**To be done:** The data must be returned in full and exactly as given.

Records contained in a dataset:
# # # # # # #
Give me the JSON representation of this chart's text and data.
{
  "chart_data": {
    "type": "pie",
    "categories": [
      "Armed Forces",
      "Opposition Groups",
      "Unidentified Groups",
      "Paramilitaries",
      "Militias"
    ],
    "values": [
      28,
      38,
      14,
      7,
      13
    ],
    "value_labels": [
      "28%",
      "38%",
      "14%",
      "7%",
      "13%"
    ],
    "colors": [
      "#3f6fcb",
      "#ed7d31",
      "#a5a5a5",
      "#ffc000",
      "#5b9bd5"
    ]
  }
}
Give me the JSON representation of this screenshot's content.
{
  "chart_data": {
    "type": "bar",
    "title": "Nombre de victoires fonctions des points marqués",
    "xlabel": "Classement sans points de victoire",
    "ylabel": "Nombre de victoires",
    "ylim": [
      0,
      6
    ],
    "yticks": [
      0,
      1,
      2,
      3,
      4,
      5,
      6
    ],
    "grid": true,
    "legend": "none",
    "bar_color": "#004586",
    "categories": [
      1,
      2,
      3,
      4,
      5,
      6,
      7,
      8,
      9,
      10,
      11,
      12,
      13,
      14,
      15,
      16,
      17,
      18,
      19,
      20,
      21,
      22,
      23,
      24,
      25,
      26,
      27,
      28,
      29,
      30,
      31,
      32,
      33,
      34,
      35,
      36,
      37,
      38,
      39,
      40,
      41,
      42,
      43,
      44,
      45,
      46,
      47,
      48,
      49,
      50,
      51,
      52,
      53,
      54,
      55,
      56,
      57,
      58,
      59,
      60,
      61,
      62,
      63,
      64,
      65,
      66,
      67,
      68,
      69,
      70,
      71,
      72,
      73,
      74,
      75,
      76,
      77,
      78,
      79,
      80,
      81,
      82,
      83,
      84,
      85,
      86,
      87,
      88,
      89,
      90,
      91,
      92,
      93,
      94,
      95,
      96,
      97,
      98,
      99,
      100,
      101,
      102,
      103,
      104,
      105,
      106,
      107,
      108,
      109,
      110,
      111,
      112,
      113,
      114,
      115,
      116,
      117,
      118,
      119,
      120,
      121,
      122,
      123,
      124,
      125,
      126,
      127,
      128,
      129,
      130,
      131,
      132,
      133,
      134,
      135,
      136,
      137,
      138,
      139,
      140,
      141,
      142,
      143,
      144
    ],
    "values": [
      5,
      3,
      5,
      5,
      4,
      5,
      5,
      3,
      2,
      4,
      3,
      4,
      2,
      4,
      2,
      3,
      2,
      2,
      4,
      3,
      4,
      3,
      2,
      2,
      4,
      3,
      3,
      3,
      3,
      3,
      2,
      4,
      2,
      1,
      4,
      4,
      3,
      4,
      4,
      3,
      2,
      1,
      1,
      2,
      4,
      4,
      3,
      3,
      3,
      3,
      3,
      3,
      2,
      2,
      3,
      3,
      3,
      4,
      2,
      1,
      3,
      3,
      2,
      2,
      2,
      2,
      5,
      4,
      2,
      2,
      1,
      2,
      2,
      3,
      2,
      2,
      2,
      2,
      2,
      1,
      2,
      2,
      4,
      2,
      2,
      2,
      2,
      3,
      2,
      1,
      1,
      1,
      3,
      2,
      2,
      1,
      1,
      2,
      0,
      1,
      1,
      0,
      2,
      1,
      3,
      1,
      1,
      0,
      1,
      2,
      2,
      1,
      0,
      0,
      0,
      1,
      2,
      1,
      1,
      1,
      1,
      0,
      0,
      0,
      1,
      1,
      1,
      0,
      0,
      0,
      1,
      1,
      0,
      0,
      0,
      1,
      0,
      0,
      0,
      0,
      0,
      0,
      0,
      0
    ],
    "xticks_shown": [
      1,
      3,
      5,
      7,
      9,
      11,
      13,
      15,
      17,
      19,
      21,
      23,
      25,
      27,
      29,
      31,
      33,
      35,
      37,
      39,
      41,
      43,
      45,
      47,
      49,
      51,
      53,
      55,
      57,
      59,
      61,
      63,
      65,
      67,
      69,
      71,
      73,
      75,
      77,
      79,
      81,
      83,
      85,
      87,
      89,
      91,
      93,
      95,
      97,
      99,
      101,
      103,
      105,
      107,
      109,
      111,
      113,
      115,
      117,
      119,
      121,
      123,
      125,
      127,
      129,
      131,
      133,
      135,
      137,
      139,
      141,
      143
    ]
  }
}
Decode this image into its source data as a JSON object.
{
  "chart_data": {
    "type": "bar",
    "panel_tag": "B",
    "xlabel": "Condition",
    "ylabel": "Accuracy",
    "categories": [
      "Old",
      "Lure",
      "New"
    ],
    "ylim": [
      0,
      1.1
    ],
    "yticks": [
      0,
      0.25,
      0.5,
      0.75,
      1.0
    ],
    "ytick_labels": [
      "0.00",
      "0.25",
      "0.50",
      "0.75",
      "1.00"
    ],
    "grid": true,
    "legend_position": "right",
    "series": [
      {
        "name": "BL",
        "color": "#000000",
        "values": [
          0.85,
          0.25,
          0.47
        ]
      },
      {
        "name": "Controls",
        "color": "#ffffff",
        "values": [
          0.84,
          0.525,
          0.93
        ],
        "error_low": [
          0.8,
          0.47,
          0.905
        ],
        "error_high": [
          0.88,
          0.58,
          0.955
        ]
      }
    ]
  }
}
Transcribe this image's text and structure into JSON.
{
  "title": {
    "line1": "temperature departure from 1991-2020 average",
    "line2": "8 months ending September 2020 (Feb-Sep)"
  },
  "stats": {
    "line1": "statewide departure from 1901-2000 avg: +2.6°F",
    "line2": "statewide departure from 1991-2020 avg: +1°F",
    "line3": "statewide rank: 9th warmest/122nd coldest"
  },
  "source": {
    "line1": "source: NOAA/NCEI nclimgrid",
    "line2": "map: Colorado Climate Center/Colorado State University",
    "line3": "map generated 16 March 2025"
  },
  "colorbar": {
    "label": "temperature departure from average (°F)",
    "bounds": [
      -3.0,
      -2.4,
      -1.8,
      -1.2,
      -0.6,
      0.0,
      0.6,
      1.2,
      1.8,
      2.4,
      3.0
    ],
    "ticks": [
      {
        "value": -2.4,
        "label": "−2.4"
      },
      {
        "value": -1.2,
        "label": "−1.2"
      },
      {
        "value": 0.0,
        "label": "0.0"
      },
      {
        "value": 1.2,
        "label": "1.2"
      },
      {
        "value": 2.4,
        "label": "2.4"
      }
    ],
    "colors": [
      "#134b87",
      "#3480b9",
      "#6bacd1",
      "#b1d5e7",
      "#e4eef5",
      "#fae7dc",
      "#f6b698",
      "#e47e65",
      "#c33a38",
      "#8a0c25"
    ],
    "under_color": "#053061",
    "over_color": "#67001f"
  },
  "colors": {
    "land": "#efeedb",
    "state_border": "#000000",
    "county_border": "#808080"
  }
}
# # # # # # #
**Response to this task:**
Give me the JSON representation of this chart's text and data.
{
  "chart_data": {
    "type": "pie",
    "categories": [
      "Armed Forces",
      "Opposition Groups",
      "Unidentified Groups",
      "Paramilitaries",
      "Militias"
    ],
    "values": [
      28,
      38,
      14,
      7,
      13
    ],
    "value_labels": [
      "28%",
      "38%",
      "14%",
      "7%",
      "13%"
    ],
    "colors": [
      "#3f6fcb",
      "#ed7d31",
      "#a5a5a5",
      "#ffc000",
      "#5b9bd5"
    ]
  }
}
Give me the JSON representation of this screenshot's content.
{
  "chart_data": {
    "type": "bar",
    "title": "Nombre de victoires fonctions des points marqués",
    "xlabel": "Classement sans points de victoire",
    "ylabel": "Nombre de victoires",
    "ylim": [
      0,
      6
    ],
    "yticks": [
      0,
      1,
      2,
      3,
      4,
      5,
      6
    ],
    "grid": true,
    "legend": "none",
    "bar_color": "#004586",
    "categories": [
      1,
      2,
      3,
      4,
      5,
      6,
      7,
      8,
      9,
      10,
      11,
      12,
      13,
      14,
      15,
      16,
      17,
      18,
      19,
      20,
      21,
      22,
      23,
      24,
      25,
      26,
      27,
      28,
      29,
      30,
      31,
      32,
      33,
      34,
      35,
      36,
      37,
      38,
      39,
      40,
      41,
      42,
      43,
      44,
      45,
      46,
      47,
      48,
      49,
      50,
      51,
      52,
      53,
      54,
      55,
      56,
      57,
      58,
      59,
      60,
      61,
      62,
      63,
      64,
      65,
      66,
      67,
      68,
      69,
      70,
      71,
      72,
      73,
      74,
      75,
      76,
      77,
      78,
      79,
      80,
      81,
      82,
      83,
      84,
      85,
      86,
      87,
      88,
      89,
      90,
      91,
      92,
      93,
      94,
      95,
      96,
      97,
      98,
      99,
      100,
      101,
      102,
      103,
      104,
      105,
      106,
      107,
      108,
      109,
      110,
      111,
      112,
      113,
      114,
      115,
      116,
      117,
      118,
      119,
      120,
      121,
      122,
      123,
      124,
      125,
      126,
      127,
      128,
      129,
      130,
      131,
      132,
      133,
      134,
      135,
      136,
      137,
      138,
      139,
      140,
      141,
      142,
      143,
      144
    ],
    "values": [
      5,
      3,
      5,
      5,
      4,
      5,
      5,
      3,
      2,
      4,
      3,
      4,
      2,
      4,
      2,
      3,
      2,
      2,
      4,
      3,
      4,
      3,
      2,
      2,
      4,
      3,
      3,
      3,
      3,
      3,
      2,
      4,
      2,
      1,
      4,
      4,
      3,
      4,
      4,
      3,
      2,
      1,
      1,
      2,
      4,
      4,
      3,
      3,
      3,
      3,
      3,
      3,
      2,
      2,
      3,
      3,
      3,
      4,
      2,
      1,
      3,
      3,
      2,
      2,
      2,
      2,
      5,
      4,
      2,
      2,
      1,
      2,
      2,
      3,
      2,
      2,
      2,
      2,
      2,
      1,
      2,
      2,
      4,
      2,
      2,
      2,
      2,
      3,
      2,
      1,
      1,
      1,
      3,
      2,
      2,
      1,
      1,
      2,
      0,
      1,
      1,
      0,
      2,
      1,
      3,
      1,
      1,
      0,
      1,
      2,
      2,
      1,
      0,
      0,
      0,
      1,
      2,
      1,
      1,
      1,
      1,
      0,
      0,
      0,
      1,
      1,
      1,
      0,
      0,
      0,
      1,
      1,
      0,
      0,
      0,
      1,
      0,
      0,
      0,
      0,
      0,
      0,
      0,
      0
    ],
    "xticks_shown": [
      1,
      3,
      5,
      7,
      9,
      11,
      13,
      15,
      17,
      19,
      21,
      23,
      25,
      27,
      29,
      31,
      33,
      35,
      37,
      39,
      41,
      43,
      45,
      47,
      49,
      51,
      53,
      55,
      57,
      59,
      61,
      63,
      65,
      67,
      69,
      71,
      73,
      75,
      77,
      79,
      81,
      83,
      85,
      87,
      89,
      91,
      93,
      95,
      97,
      99,
      101,
      103,
      105,
      107,
      109,
      111,
      113,
      115,
      117,
      119,
      121,
      123,
      125,
      127,
      129,
      131,
      133,
      135,
      137,
      139,
      141,
      143
    ]
  }
}
Decode this image into its source data as a JSON object.
{
  "chart_data": {
    "type": "bar",
    "panel_tag": "B",
    "xlabel": "Condition",
    "ylabel": "Accuracy",
    "categories": [
      "Old",
      "Lure",
      "New"
    ],
    "ylim": [
      0,
      1.1
    ],
    "yticks": [
      0,
      0.25,
      0.5,
      0.75,
      1.0
    ],
    "ytick_labels": [
      "0.00",
      "0.25",
      "0.50",
      "0.75",
      "1.00"
    ],
    "grid": true,
    "legend_position": "right",
    "series": [
      {
        "name": "BL",
        "color": "#000000",
        "values": [
          0.85,
          0.25,
          0.47
        ]
      },
      {
        "name": "Controls",
        "color": "#ffffff",
        "values": [
          0.84,
          0.525,
          0.93
        ],
        "error_low": [
          0.8,
          0.47,
          0.905
        ],
        "error_high": [
          0.88,
          0.58,
          0.955
        ]
      }
    ]
  }
}
Transcribe this image's text and structure into JSON.
{
  "title": {
    "line1": "temperature departure from 1991-2020 average",
    "line2": "8 months ending September 2020 (Feb-Sep)"
  },
  "stats": {
    "line1": "statewide departure from 1901-2000 avg: +2.6°F",
    "line2": "statewide departure from 1991-2020 avg: +1°F",
    "line3": "statewide rank: 9th warmest/122nd coldest"
  },
  "source": {
    "line1": "source: NOAA/NCEI nclimgrid",
    "line2": "map: Colorado Climate Center/Colorado State University",
    "line3": "map generated 16 March 2025"
  },
  "colorbar": {
    "label": "temperature departure from average (°F)",
    "bounds": [
      -3.0,
      -2.4,
      -1.8,
      -1.2,
      -0.6,
      0.0,
      0.6,
      1.2,
      1.8,
      2.4,
      3.0
    ],
    "ticks": [
      {
        "value": -2.4,
        "label": "−2.4"
      },
      {
        "value": -1.2,
        "label": "−1.2"
      },
      {
        "value": 0.0,
        "label": "0.0"
      },
      {
        "value": 1.2,
        "label": "1.2"
      },
      {
        "value": 2.4,
        "label": "2.4"
      }
    ],
    "colors": [
      "#134b87",
      "#3480b9",
      "#6bacd1",
      "#b1d5e7",
      "#e4eef5",
      "#fae7dc",
      "#f6b698",
      "#e47e65",
      "#c33a38",
      "#8a0c25"
    ],
    "under_color": "#053061",
    "over_color": "#67001f"
  },
  "colors": {
    "land": "#efeedb",
    "state_border": "#000000",
    "county_border": "#808080"
  }
}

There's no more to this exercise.